*DATA ROWS*
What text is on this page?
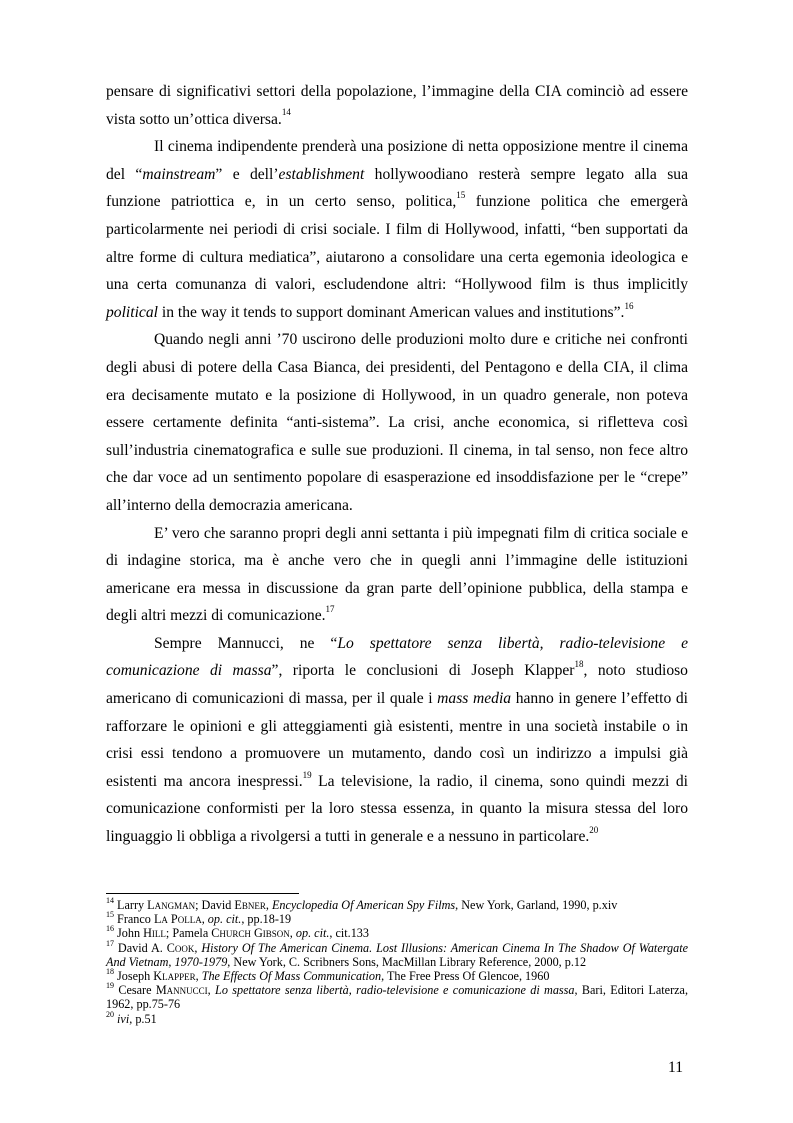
pensare di significativi settori della popolazione, l’immagine della CIA cominciò ad essere vista sotto un’ottica diversa.$^{14}$

Il cinema indipendente prenderà una posizione di netta opposizione mentre il cinema del “mainstream” e dell’establishment hollywoodiano resterà sempre legato alla sua funzione patriottica e, in un certo senso, politica,$^{15}$ funzione politica che emergerà particolarmente nei periodi di crisi sociale. I film di Hollywood, infatti, “ben supportati da altre forme di cultura mediatica”, aiutarono a consolidare una certa egemonia ideologica e una certa comunanza di valori, escludendone altri: “Hollywood film is thus implicitly political in the way it tends to support dominant American values and institutions”.$^{16}$

Quando negli anni ’70 uscirono delle produzioni molto dure e critiche nei confronti degli abusi di potere della Casa Bianca, dei presidenti, del Pentagono e della CIA, il clima era decisamente mutato e la posizione di Hollywood, in un quadro generale, non poteva essere certamente definita “anti-sistema”. La crisi, anche economica, si rifletteva così sull’industria cinematografica e sulle sue produzioni. Il cinema, in tal senso, non fece altro che dar voce ad un sentimento popolare di esasperazione ed insoddisfazione per le “crepe” all’interno della democrazia americana.

E’ vero che saranno propri degli anni settanta i più impegnati film di critica sociale e di indagine storica, ma è anche vero che in quegli anni l’immagine delle istituzioni americane era messa in discussione da gran parte dell’opinione pubblica, della stampa e degli altri mezzi di comunicazione.$^{17}$

Sempre Mannucci, ne “Lo spettatore senza libertà, radio-televisione e comunicazione di massa”, riporta le conclusioni di Joseph Klapper$^{18}$, noto studioso americano di comunicazioni di massa, per il quale i mass media hanno in genere l’effetto di rafforzare le opinioni e gli atteggiamenti già esistenti, mentre in una società instabile o in crisi essi tendono a promuovere un mutamento, dando così un indirizzo a impulsi già esistenti ma ancora inespressi.$^{19}$ La televisione, la radio, il cinema, sono quindi mezzi di comunicazione conformisti per la loro stessa essenza, in quanto la misura stessa del loro linguaggio li obbliga a rivolgersi a tutti in generale e a nessuno in particolare.$^{20}$

$^{14}$ Larry Langman; David Ebner, Encyclopedia Of American Spy Films, New York, Garland, 1990, p.xiv

$^{15}$ Franco La Polla, op. cit., pp.18-19

$^{16}$ John Hill; Pamela Church Gibson, op. cit., cit.133

$^{17}$ David A. Cook, History Of The American Cinema. Lost Illusions: American Cinema In The Shadow Of Watergate And Vietnam, 1970-1979, New York, C. Scribners Sons, MacMillan Library Reference, 2000, p.12

$^{18}$ Joseph Klapper, The Effects Of Mass Communication, The Free Press Of Glencoe, 1960

$^{19}$ Cesare Mannucci, Lo spettatore senza libertà, radio-televisione e comunicazione di massa, Bari, Editori Laterza, 1962, pp.75-76

$^{20}$ ivi, p.51

11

*WHAT IS REQUIRED*
Each line holding "sociale" must be found and copied.

*SOLUTION FOR THIS EXERCISE*
Il cinema indipendente prenderà una posizione di netta opposizione mentre il cinema del “mainstream” e dell’establishment hollywoodiano resterà sempre legato alla sua funzione patriottica e, in un certo senso, politica,$^{15}$ funzione politica che emergerà particolarmente nei periodi di crisi sociale. I film di Hollywood, infatti, “ben supportati da altre forme di cultura mediatica”, aiutarono a consolidare una certa egemonia ideologica e una certa comunanza di valori, escludendone altri: “Hollywood film is thus implicitly political in the way it tends to support dominant American values and institutions”.$^{16}$
E’ vero che saranno propri degli anni settanta i più impegnati film di critica sociale e di indagine storica, ma è anche vero che in quegli anni l’immagine delle istituzioni americane era messa in discussione da gran parte dell’opinione pubblica, della stampa e degli altri mezzi di comunicazione.$^{17}$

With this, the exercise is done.